--- begin ---

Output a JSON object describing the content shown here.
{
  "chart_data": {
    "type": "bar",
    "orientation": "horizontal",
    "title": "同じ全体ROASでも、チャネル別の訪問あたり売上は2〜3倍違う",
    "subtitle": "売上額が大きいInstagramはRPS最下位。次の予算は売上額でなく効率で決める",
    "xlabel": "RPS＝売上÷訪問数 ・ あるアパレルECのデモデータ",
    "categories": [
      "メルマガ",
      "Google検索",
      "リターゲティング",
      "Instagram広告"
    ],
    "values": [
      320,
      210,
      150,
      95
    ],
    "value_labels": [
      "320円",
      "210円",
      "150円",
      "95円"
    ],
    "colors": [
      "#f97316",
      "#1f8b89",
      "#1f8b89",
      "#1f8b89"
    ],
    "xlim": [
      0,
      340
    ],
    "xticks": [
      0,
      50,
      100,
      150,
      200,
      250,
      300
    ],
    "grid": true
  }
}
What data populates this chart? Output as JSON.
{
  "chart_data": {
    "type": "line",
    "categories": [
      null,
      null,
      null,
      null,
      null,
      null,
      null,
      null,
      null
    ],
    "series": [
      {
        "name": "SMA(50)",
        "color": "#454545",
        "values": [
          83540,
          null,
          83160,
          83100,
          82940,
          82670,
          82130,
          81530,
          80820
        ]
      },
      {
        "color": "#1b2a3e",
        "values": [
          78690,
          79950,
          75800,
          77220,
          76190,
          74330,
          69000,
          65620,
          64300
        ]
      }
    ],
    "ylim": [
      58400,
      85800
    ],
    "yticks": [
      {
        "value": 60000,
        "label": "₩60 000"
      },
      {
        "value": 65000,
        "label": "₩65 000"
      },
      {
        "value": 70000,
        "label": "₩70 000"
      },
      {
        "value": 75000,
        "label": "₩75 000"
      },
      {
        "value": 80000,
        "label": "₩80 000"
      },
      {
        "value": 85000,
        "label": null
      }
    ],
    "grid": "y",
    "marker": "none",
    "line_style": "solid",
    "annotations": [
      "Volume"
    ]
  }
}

--- end ---

Work to do
Return the lines from the line containing "What data populates" to the end of the entries above, exactly as they appear and with no other output.

Worked answer
What data populates this chart? Output as JSON.
{
  "chart_data": {
    "type": "line",
    "categories": [
      null,
      null,
      null,
      null,
      null,
      null,
      null,
      null,
      null
    ],
    "series": [
      {
        "name": "SMA(50)",
        "color": "#454545",
        "values": [
          83540,
          null,
          83160,
          83100,
          82940,
          82670,
          82130,
          81530,
          80820
        ]
      },
      {
        "color": "#1b2a3e",
        "values": [
          78690,
          79950,
          75800,
          77220,
          76190,
          74330,
          69000,
          65620,
          64300
        ]
      }
    ],
    "ylim": [
      58400,
      85800
    ],
    "yticks": [
      {
        "value": 60000,
        "label": "₩60 000"
      },
      {
        "value": 65000,
        "label": "₩65 000"
      },
      {
        "value": 70000,
        "label": "₩70 000"
      },
      {
        "value": 75000,
        "label": "₩75 000"
      },
      {
        "value": 80000,
        "label": "₩80 000"
      },
      {
        "value": 85000,
        "label": null
      }
    ],
    "grid": "y",
    "marker": "none",
    "line_style": "solid",
    "annotations": [
      "Volume"
    ]
  }
}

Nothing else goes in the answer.